Layout annotation records:
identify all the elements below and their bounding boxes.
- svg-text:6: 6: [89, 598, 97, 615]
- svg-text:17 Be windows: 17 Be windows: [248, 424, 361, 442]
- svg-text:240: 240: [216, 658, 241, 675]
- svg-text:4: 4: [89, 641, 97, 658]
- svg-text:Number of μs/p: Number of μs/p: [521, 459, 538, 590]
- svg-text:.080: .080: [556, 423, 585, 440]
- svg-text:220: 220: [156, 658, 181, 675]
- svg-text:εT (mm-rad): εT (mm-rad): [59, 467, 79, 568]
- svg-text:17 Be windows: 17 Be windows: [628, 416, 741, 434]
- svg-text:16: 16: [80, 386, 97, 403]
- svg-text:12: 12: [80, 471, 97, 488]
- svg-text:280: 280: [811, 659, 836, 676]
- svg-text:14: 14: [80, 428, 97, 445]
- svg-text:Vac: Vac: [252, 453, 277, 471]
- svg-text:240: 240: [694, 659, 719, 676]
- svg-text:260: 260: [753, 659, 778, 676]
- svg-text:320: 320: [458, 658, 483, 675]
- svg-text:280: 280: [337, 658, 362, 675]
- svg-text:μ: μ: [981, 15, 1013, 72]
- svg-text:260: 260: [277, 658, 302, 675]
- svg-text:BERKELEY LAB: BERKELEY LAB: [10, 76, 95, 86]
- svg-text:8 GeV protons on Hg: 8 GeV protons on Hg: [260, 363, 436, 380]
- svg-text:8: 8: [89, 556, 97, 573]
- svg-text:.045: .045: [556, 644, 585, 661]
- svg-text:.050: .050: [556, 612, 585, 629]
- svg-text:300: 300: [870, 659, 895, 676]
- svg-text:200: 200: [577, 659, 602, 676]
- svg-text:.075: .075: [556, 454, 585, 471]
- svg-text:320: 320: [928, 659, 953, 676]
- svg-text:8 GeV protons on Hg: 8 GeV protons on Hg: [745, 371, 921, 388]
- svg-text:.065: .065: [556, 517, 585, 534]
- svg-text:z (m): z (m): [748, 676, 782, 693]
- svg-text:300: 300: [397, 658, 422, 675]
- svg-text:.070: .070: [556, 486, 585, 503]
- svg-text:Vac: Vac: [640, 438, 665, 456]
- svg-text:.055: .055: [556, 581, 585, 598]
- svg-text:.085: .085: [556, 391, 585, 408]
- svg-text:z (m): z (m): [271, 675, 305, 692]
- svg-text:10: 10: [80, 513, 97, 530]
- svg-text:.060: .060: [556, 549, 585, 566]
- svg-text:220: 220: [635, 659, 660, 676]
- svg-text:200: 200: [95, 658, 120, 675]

WHAT TO DO: Locate each line in the entries above that contains the string "windows", and copy every such line in full; the match is case-sensitive.

IN RESPONSE:
- svg-text:17 Be windows: 17 Be windows: [248, 424, 361, 442]
- svg-text:17 Be windows: 17 Be windows: [628, 416, 741, 434]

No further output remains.